REQUIREMENT: Copy out each line that mentions the word "color".

MATERIAL FOR THIS TASK:
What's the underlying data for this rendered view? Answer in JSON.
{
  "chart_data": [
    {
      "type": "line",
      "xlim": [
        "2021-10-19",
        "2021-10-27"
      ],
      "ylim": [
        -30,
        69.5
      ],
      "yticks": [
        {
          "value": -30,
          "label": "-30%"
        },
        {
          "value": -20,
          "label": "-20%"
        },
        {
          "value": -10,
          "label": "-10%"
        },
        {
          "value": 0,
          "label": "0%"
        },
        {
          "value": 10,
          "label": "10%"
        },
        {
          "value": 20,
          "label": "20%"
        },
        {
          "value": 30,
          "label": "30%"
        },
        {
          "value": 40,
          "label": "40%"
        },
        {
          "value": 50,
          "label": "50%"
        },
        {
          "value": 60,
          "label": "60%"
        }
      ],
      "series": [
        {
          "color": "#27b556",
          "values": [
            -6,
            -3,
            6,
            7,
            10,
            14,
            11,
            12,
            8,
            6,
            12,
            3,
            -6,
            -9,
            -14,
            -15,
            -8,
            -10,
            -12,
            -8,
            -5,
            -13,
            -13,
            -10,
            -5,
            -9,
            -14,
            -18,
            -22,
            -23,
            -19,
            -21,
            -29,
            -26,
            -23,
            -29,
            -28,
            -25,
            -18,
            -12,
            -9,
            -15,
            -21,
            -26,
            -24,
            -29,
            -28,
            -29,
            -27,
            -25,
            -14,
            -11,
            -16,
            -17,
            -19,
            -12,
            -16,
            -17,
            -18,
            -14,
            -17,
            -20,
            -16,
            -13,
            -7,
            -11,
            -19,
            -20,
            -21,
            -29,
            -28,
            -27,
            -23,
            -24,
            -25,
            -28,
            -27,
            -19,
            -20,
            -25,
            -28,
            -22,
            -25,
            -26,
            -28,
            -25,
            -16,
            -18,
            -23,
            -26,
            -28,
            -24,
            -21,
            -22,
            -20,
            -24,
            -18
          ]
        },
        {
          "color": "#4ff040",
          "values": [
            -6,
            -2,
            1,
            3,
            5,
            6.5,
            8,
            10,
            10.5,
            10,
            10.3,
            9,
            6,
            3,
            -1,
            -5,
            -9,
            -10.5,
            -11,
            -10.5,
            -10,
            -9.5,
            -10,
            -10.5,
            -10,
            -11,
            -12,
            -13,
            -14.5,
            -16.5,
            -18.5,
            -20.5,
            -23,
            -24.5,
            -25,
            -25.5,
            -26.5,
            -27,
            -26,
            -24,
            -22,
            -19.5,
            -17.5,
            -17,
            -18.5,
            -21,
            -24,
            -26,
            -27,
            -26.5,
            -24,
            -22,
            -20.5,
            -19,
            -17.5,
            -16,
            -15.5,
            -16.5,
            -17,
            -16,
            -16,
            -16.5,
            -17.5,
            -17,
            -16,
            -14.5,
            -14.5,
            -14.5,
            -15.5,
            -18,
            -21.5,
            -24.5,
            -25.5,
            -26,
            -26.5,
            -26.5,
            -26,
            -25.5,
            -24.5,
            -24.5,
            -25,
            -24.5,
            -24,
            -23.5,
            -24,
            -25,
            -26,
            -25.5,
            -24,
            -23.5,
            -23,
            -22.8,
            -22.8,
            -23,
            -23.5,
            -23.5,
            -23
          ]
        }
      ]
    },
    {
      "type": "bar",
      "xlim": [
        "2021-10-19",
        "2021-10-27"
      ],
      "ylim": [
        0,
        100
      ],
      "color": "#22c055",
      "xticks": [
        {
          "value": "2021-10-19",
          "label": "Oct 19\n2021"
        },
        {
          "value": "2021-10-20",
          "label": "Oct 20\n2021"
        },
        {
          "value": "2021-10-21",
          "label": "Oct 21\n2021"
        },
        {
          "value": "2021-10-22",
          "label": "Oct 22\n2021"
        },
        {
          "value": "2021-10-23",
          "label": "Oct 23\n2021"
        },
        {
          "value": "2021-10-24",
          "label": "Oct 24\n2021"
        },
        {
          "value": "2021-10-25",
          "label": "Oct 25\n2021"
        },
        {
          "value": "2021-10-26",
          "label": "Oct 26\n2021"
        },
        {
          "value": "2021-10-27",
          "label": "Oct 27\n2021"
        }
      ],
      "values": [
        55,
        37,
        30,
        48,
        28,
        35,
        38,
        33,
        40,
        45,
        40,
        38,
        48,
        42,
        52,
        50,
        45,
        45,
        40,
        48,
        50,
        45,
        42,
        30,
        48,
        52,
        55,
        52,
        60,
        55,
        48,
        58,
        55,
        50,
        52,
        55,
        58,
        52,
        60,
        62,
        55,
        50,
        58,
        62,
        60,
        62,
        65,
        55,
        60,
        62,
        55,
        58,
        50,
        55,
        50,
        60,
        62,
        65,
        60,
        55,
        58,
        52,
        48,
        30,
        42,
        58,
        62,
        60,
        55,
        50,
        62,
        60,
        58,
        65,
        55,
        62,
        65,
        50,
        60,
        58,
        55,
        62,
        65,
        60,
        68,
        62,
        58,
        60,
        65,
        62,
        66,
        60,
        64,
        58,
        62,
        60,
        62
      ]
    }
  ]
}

WRITTEN RESPONSE:
          "color": "#27b556",
          "color": "#4ff040",
      "color": "#22c055",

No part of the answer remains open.